* **Exercise details**
Count every line that holds the string "конца", and report the number alone.

* **Available records**
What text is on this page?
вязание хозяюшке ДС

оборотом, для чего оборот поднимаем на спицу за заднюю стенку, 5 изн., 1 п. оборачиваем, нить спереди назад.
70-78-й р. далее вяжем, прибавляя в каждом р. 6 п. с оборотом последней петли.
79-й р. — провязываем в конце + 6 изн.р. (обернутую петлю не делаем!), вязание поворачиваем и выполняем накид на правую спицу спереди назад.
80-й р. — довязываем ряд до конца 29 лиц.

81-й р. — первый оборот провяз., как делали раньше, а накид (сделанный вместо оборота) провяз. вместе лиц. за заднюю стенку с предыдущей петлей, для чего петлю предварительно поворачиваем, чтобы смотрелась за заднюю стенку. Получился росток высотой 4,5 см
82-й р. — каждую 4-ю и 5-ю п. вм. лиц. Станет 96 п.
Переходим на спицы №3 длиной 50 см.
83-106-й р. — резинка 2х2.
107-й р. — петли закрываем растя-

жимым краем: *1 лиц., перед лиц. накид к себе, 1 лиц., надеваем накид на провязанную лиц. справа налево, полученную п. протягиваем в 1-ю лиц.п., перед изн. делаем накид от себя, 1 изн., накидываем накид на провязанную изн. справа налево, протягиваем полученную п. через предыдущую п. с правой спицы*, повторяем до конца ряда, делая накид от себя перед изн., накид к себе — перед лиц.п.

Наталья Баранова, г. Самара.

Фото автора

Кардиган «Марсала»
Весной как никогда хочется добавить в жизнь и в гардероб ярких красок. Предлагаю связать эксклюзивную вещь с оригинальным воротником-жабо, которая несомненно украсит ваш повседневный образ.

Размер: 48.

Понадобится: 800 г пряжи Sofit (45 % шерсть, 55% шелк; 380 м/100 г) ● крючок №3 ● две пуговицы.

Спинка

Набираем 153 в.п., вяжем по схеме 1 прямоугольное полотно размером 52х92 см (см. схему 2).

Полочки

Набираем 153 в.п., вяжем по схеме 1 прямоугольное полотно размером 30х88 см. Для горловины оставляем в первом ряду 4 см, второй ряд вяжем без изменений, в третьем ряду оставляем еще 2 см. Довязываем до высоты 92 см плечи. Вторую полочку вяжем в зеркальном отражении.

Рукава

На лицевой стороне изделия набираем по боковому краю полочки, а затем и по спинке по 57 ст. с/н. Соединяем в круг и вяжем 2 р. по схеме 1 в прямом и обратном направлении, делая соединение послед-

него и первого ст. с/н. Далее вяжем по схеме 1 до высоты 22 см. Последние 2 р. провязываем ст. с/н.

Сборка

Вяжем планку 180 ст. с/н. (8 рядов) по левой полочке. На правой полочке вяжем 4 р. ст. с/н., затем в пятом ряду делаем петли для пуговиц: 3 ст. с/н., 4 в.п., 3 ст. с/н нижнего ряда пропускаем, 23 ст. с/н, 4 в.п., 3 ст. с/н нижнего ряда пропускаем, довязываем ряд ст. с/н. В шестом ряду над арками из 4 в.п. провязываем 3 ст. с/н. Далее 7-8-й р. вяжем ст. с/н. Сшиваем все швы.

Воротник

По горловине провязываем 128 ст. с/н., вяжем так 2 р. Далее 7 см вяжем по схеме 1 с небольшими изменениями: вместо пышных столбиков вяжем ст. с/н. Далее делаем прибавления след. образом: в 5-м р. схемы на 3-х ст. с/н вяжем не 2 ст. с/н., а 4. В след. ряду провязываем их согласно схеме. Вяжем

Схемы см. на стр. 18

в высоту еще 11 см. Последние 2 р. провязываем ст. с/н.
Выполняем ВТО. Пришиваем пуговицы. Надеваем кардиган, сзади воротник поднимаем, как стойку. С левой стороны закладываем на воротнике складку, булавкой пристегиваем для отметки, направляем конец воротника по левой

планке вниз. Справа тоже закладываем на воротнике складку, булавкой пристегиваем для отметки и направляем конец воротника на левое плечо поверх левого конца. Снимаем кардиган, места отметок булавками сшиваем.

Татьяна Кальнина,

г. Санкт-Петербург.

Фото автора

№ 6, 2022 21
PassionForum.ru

* **Solution**
3